**WRITTEN INSTRUCTION**:
Take the data below and repeat it exactly.

Stored items
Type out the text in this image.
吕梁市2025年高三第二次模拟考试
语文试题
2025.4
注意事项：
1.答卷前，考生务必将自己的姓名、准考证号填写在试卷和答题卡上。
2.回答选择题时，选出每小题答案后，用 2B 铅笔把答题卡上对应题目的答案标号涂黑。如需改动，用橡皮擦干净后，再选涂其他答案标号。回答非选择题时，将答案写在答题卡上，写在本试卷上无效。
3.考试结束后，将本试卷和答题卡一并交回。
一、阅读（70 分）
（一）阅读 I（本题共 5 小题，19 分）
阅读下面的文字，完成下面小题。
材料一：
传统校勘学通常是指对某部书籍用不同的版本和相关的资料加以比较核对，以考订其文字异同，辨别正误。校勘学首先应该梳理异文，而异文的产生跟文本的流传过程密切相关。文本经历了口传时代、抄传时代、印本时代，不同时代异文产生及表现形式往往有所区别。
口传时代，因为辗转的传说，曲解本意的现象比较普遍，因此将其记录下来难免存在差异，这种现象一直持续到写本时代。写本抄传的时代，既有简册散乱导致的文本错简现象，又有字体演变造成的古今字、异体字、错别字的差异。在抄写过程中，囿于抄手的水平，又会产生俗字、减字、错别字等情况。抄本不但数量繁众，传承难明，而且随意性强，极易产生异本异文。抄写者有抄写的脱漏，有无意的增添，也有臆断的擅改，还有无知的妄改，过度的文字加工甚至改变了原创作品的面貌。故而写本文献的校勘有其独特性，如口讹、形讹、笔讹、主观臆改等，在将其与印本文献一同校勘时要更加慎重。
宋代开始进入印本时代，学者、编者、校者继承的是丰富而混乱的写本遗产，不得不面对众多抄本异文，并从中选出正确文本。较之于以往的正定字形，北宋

**WORKED SOLUTION**:
Type out the text in this image.
吕梁市2025年高三第二次模拟考试
语文试题
2025.4
注意事项：
1.答卷前，考生务必将自己的姓名、准考证号填写在试卷和答题卡上。
2.回答选择题时，选出每小题答案后，用 2B 铅笔把答题卡上对应题目的答案标号涂黑。如需改动，用橡皮擦干净后，再选涂其他答案标号。回答非选择题时，将答案写在答题卡上，写在本试卷上无效。
3.考试结束后，将本试卷和答题卡一并交回。
一、阅读（70 分）
（一）阅读 I（本题共 5 小题，19 分）
阅读下面的文字，完成下面小题。
材料一：
传统校勘学通常是指对某部书籍用不同的版本和相关的资料加以比较核对，以考订其文字异同，辨别正误。校勘学首先应该梳理异文，而异文的产生跟文本的流传过程密切相关。文本经历了口传时代、抄传时代、印本时代，不同时代异文产生及表现形式往往有所区别。
口传时代，因为辗转的传说，曲解本意的现象比较普遍，因此将其记录下来难免存在差异，这种现象一直持续到写本时代。写本抄传的时代，既有简册散乱导致的文本错简现象，又有字体演变造成的古今字、异体字、错别字的差异。在抄写过程中，囿于抄手的水平，又会产生俗字、减字、错别字等情况。抄本不但数量繁众，传承难明，而且随意性强，极易产生异本异文。抄写者有抄写的脱漏，有无意的增添，也有臆断的擅改，还有无知的妄改，过度的文字加工甚至改变了原创作品的面貌。故而写本文献的校勘有其独特性，如口讹、形讹、笔讹、主观臆改等，在将其与印本文献一同校勘时要更加慎重。
宋代开始进入印本时代，学者、编者、校者继承的是丰富而混乱的写本遗产，不得不面对众多抄本异文，并从中选出正确文本。较之于以往的正定字形，北宋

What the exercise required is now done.